TASK TO CARRY OUT
Output every entry exactly, from the first line to the last.

RECORDS SHOWN
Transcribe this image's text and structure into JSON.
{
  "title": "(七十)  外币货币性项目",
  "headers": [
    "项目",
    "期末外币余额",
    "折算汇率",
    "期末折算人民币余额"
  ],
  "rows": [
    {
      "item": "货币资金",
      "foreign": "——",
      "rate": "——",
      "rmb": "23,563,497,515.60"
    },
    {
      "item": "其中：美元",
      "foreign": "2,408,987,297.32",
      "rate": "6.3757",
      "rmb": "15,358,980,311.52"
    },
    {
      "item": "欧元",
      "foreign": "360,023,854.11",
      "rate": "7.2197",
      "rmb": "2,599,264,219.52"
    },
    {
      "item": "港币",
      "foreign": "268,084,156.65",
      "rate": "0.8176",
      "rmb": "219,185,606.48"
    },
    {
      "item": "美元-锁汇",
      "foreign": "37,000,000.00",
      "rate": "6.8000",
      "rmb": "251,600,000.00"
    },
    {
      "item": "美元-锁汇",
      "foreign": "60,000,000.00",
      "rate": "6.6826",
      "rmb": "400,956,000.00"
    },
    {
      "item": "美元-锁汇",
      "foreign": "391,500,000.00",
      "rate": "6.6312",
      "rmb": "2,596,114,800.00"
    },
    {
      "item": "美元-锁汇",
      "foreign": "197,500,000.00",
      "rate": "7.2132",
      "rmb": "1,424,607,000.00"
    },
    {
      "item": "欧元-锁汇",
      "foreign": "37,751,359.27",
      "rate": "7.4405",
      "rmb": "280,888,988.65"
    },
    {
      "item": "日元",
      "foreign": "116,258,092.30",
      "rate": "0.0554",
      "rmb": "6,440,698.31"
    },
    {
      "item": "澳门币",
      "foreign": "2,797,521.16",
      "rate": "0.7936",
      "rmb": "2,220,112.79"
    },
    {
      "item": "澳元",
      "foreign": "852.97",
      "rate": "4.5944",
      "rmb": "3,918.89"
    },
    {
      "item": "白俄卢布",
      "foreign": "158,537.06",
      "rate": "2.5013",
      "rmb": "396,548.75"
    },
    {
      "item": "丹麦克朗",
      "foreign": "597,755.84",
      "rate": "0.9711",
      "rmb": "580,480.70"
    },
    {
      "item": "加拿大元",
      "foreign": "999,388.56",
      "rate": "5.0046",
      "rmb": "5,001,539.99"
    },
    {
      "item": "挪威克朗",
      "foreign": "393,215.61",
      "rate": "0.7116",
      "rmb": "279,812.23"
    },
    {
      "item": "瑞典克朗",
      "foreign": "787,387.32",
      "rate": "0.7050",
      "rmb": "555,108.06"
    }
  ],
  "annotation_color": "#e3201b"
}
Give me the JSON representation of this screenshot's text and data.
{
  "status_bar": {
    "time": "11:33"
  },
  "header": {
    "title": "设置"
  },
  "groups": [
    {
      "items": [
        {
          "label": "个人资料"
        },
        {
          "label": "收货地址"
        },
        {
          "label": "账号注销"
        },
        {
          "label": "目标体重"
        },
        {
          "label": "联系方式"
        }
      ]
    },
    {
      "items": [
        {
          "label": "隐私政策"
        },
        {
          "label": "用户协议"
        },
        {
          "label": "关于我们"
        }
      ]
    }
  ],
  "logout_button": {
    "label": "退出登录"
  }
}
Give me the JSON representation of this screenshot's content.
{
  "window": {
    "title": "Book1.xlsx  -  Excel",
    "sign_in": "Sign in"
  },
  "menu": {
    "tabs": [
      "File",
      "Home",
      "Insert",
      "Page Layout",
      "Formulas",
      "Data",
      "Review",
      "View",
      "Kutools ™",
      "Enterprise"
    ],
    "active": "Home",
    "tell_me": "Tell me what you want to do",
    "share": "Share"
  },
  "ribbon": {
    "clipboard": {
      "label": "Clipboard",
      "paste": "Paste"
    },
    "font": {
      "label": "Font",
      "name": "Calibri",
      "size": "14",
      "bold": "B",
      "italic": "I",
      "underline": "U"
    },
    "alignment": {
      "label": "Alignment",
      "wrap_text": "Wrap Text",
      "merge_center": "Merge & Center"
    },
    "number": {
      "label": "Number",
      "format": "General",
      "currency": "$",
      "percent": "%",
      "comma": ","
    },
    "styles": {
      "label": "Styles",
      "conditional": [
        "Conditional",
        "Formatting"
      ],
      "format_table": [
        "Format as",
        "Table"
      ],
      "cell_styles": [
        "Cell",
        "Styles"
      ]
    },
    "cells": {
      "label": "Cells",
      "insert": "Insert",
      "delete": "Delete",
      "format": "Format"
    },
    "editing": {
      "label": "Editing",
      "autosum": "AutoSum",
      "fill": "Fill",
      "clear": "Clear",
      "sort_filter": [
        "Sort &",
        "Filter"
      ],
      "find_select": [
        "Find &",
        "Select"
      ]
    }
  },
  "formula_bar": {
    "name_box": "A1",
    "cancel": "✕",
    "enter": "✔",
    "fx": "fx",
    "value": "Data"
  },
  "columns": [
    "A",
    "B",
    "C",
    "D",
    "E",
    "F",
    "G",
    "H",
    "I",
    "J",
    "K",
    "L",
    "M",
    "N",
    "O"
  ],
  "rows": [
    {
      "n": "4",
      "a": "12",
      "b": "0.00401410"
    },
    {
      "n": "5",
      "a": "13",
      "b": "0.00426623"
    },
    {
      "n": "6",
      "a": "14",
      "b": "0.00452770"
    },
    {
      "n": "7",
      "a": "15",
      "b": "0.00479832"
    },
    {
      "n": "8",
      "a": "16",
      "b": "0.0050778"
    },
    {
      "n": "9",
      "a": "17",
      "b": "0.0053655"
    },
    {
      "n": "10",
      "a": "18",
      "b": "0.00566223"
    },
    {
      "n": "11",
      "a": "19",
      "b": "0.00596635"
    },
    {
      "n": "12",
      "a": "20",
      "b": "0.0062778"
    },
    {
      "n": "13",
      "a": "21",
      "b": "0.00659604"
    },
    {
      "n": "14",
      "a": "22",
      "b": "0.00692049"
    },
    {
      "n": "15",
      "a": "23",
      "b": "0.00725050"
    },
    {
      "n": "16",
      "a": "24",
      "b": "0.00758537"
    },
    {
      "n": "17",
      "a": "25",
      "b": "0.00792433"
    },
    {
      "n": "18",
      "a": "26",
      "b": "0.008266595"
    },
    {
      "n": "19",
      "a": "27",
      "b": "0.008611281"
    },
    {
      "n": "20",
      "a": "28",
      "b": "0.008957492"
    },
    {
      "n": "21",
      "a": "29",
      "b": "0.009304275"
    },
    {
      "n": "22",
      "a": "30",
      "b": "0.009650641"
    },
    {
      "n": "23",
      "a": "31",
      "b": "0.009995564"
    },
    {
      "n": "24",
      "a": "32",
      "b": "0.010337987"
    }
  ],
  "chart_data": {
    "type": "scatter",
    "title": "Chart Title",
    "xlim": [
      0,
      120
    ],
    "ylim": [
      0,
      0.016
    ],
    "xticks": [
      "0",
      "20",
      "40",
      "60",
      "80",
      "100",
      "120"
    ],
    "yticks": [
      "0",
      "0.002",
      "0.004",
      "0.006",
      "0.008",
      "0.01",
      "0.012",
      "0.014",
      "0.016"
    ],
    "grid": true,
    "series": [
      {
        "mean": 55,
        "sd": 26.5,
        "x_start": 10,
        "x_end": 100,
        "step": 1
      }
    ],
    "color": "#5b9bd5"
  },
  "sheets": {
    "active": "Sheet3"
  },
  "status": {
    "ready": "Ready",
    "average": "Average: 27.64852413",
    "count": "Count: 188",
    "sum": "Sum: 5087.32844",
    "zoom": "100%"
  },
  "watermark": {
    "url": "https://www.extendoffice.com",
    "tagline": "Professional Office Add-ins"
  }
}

REPLY
Transcribe this image's text and structure into JSON.
{
  "title": "(七十)  外币货币性项目",
  "headers": [
    "项目",
    "期末外币余额",
    "折算汇率",
    "期末折算人民币余额"
  ],
  "rows": [
    {
      "item": "货币资金",
      "foreign": "——",
      "rate": "——",
      "rmb": "23,563,497,515.60"
    },
    {
      "item": "其中：美元",
      "foreign": "2,408,987,297.32",
      "rate": "6.3757",
      "rmb": "15,358,980,311.52"
    },
    {
      "item": "欧元",
      "foreign": "360,023,854.11",
      "rate": "7.2197",
      "rmb": "2,599,264,219.52"
    },
    {
      "item": "港币",
      "foreign": "268,084,156.65",
      "rate": "0.8176",
      "rmb": "219,185,606.48"
    },
    {
      "item": "美元-锁汇",
      "foreign": "37,000,000.00",
      "rate": "6.8000",
      "rmb": "251,600,000.00"
    },
    {
      "item": "美元-锁汇",
      "foreign": "60,000,000.00",
      "rate": "6.6826",
      "rmb": "400,956,000.00"
    },
    {
      "item": "美元-锁汇",
      "foreign": "391,500,000.00",
      "rate": "6.6312",
      "rmb": "2,596,114,800.00"
    },
    {
      "item": "美元-锁汇",
      "foreign": "197,500,000.00",
      "rate": "7.2132",
      "rmb": "1,424,607,000.00"
    },
    {
      "item": "欧元-锁汇",
      "foreign": "37,751,359.27",
      "rate": "7.4405",
      "rmb": "280,888,988.65"
    },
    {
      "item": "日元",
      "foreign": "116,258,092.30",
      "rate": "0.0554",
      "rmb": "6,440,698.31"
    },
    {
      "item": "澳门币",
      "foreign": "2,797,521.16",
      "rate": "0.7936",
      "rmb": "2,220,112.79"
    },
    {
      "item": "澳元",
      "foreign": "852.97",
      "rate": "4.5944",
      "rmb": "3,918.89"
    },
    {
      "item": "白俄卢布",
      "foreign": "158,537.06",
      "rate": "2.5013",
      "rmb": "396,548.75"
    },
    {
      "item": "丹麦克朗",
      "foreign": "597,755.84",
      "rate": "0.9711",
      "rmb": "580,480.70"
    },
    {
      "item": "加拿大元",
      "foreign": "999,388.56",
      "rate": "5.0046",
      "rmb": "5,001,539.99"
    },
    {
      "item": "挪威克朗",
      "foreign": "393,215.61",
      "rate": "0.7116",
      "rmb": "279,812.23"
    },
    {
      "item": "瑞典克朗",
      "foreign": "787,387.32",
      "rate": "0.7050",
      "rmb": "555,108.06"
    }
  ],
  "annotation_color": "#e3201b"
}
Give me the JSON representation of this screenshot's text and data.
{
  "status_bar": {
    "time": "11:33"
  },
  "header": {
    "title": "设置"
  },
  "groups": [
    {
      "items": [
        {
          "label": "个人资料"
        },
        {
          "label": "收货地址"
        },
        {
          "label": "账号注销"
        },
        {
          "label": "目标体重"
        },
        {
          "label": "联系方式"
        }
      ]
    },
    {
      "items": [
        {
          "label": "隐私政策"
        },
        {
          "label": "用户协议"
        },
        {
          "label": "关于我们"
        }
      ]
    }
  ],
  "logout_button": {
    "label": "退出登录"
  }
}
Give me the JSON representation of this screenshot's content.
{
  "window": {
    "title": "Book1.xlsx  -  Excel",
    "sign_in": "Sign in"
  },
  "menu": {
    "tabs": [
      "File",
      "Home",
      "Insert",
      "Page Layout",
      "Formulas",
      "Data",
      "Review",
      "View",
      "Kutools ™",
      "Enterprise"
    ],
    "active": "Home",
    "tell_me": "Tell me what you want to do",
    "share": "Share"
  },
  "ribbon": {
    "clipboard": {
      "label": "Clipboard",
      "paste": "Paste"
    },
    "font": {
      "label": "Font",
      "name": "Calibri",
      "size": "14",
      "bold": "B",
      "italic": "I",
      "underline": "U"
    },
    "alignment": {
      "label": "Alignment",
      "wrap_text": "Wrap Text",
      "merge_center": "Merge & Center"
    },
    "number": {
      "label": "Number",
      "format": "General",
      "currency": "$",
      "percent": "%",
      "comma": ","
    },
    "styles": {
      "label": "Styles",
      "conditional": [
        "Conditional",
        "Formatting"
      ],
      "format_table": [
        "Format as",
        "Table"
      ],
      "cell_styles": [
        "Cell",
        "Styles"
      ]
    },
    "cells": {
      "label": "Cells",
      "insert": "Insert",
      "delete": "Delete",
      "format": "Format"
    },
    "editing": {
      "label": "Editing",
      "autosum": "AutoSum",
      "fill": "Fill",
      "clear": "Clear",
      "sort_filter": [
        "Sort &",
        "Filter"
      ],
      "find_select": [
        "Find &",
        "Select"
      ]
    }
  },
  "formula_bar": {
    "name_box": "A1",
    "cancel": "✕",
    "enter": "✔",
    "fx": "fx",
    "value": "Data"
  },
  "columns": [
    "A",
    "B",
    "C",
    "D",
    "E",
    "F",
    "G",
    "H",
    "I",
    "J",
    "K",
    "L",
    "M",
    "N",
    "O"
  ],
  "rows": [
    {
      "n": "4",
      "a": "12",
      "b": "0.00401410"
    },
    {
      "n": "5",
      "a": "13",
      "b": "0.00426623"
    },
    {
      "n": "6",
      "a": "14",
      "b": "0.00452770"
    },
    {
      "n": "7",
      "a": "15",
      "b": "0.00479832"
    },
    {
      "n": "8",
      "a": "16",
      "b": "0.0050778"
    },
    {
      "n": "9",
      "a": "17",
      "b": "0.0053655"
    },
    {
      "n": "10",
      "a": "18",
      "b": "0.00566223"
    },
    {
      "n": "11",
      "a": "19",
      "b": "0.00596635"
    },
    {
      "n": "12",
      "a": "20",
      "b": "0.0062778"
    },
    {
      "n": "13",
      "a": "21",
      "b": "0.00659604"
    },
    {
      "n": "14",
      "a": "22",
      "b": "0.00692049"
    },
    {
      "n": "15",
      "a": "23",
      "b": "0.00725050"
    },
    {
      "n": "16",
      "a": "24",
      "b": "0.00758537"
    },
    {
      "n": "17",
      "a": "25",
      "b": "0.00792433"
    },
    {
      "n": "18",
      "a": "26",
      "b": "0.008266595"
    },
    {
      "n": "19",
      "a": "27",
      "b": "0.008611281"
    },
    {
      "n": "20",
      "a": "28",
      "b": "0.008957492"
    },
    {
      "n": "21",
      "a": "29",
      "b": "0.009304275"
    },
    {
      "n": "22",
      "a": "30",
      "b": "0.009650641"
    },
    {
      "n": "23",
      "a": "31",
      "b": "0.009995564"
    },
    {
      "n": "24",
      "a": "32",
      "b": "0.010337987"
    }
  ],
  "chart_data": {
    "type": "scatter",
    "title": "Chart Title",
    "xlim": [
      0,
      120
    ],
    "ylim": [
      0,
      0.016
    ],
    "xticks": [
      "0",
      "20",
      "40",
      "60",
      "80",
      "100",
      "120"
    ],
    "yticks": [
      "0",
      "0.002",
      "0.004",
      "0.006",
      "0.008",
      "0.01",
      "0.012",
      "0.014",
      "0.016"
    ],
    "grid": true,
    "series": [
      {
        "mean": 55,
        "sd": 26.5,
        "x_start": 10,
        "x_end": 100,
        "step": 1
      }
    ],
    "color": "#5b9bd5"
  },
  "sheets": {
    "active": "Sheet3"
  },
  "status": {
    "ready": "Ready",
    "average": "Average: 27.64852413",
    "count": "Count: 188",
    "sum": "Sum: 5087.32844",
    "zoom": "100%"
  },
  "watermark": {
    "url": "https://www.extendoffice.com",
    "tagline": "Professional Office Add-ins"
  }
}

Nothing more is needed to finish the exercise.